Copy every line that contains the string "SISTEMAS" from the entries below.

— START —

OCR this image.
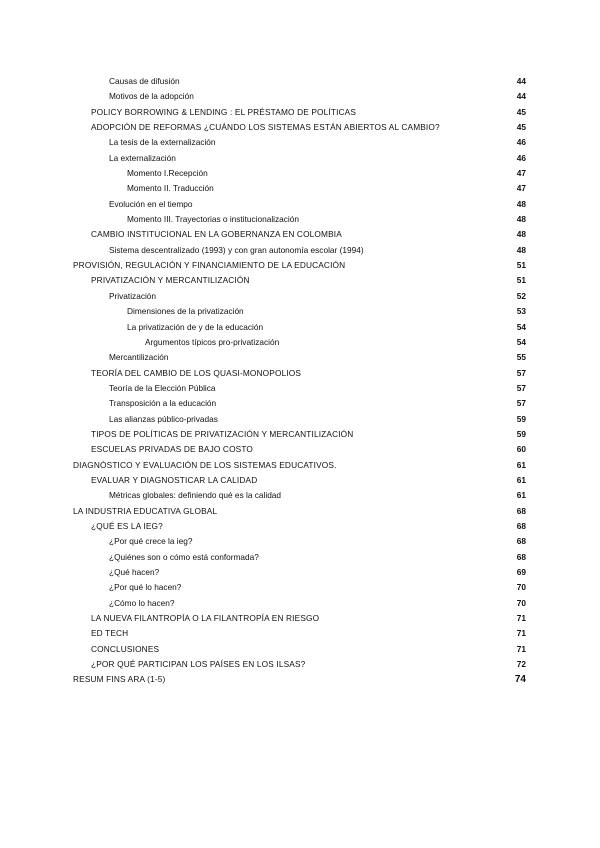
Causas de difusión	44
Motivos de la adopción	44
POLICY BORROWING & LENDING : EL PRÉSTAMO DE POLÍTICAS	45
ADOPCIÓN DE REFORMAS ¿CUÁNDO LOS SISTEMAS ESTÁN ABIERTOS AL CAMBIO?	45
La tesis de la externalización	46
La externalización	46
Momento I.Recepción	47
Momento II. Traducción	47
Evolución en el tiempo	48
Momento III. Trayectorias o institucionalización	48
CAMBIO INSTITUCIONAL EN LA GOBERNANZA EN COLOMBIA	48
Sistema descentralizado (1993) y con gran autonomía escolar (1994)	48
PROVISIÓN, REGULACIÓN Y FINANCIAMIENTO DE LA EDUCACIÓN	51
PRIVATIZACIÓN Y MERCANTILIZACIÓN	51
Privatización	52
Dimensiones de la privatización	53
La privatización de y de la educación	54
Argumentos típicos pro-privatización	54
Mercantilización	55
TEORÍA DEL CAMBIO DE LOS QUASI-MONOPOLIOS	57
Teoría de la Elección Pública	57
Transposición a la educación	57
Las alianzas público-privadas	59
TIPOS DE POLÍTICAS DE PRIVATIZACIÓN Y MERCANTILIZACIÓN	59
ESCUELAS PRIVADAS DE BAJO COSTO	60
DIAGNÓSTICO Y EVALUACIÓN DE LOS SISTEMAS EDUCATIVOS.	61
EVALUAR Y DIAGNOSTICAR LA CALIDAD	61
Métricas globales: definiendo qué es la calidad	61
LA INDUSTRIA EDUCATIVA GLOBAL	68
¿QUÉ ES LA IEG?	68
¿Por qué crece la ieg?	68
¿Quiénes son o cómo está conformada?	68
¿Qué hacen?	69
¿Por qué lo hacen?	70
¿Cómo lo hacen?	70
LA NUEVA FILANTROPÍA O LA FILANTROPÍA EN RIESGO	71
ED TECH	71
CONCLUSIONES	71
¿POR QUÉ PARTICIPAN LOS PAÍSES EN LOS ILSAS?	72
RESUM FINS ARA (1-5)	74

— END —

→ **CORRECT ANSWER**
ADOPCIÓN DE REFORMAS ¿CUÁNDO LOS SISTEMAS ESTÁN ABIERTOS AL CAMBIO?	45
DIAGNÓSTICO Y EVALUACIÓN DE LOS SISTEMAS EDUCATIVOS.	61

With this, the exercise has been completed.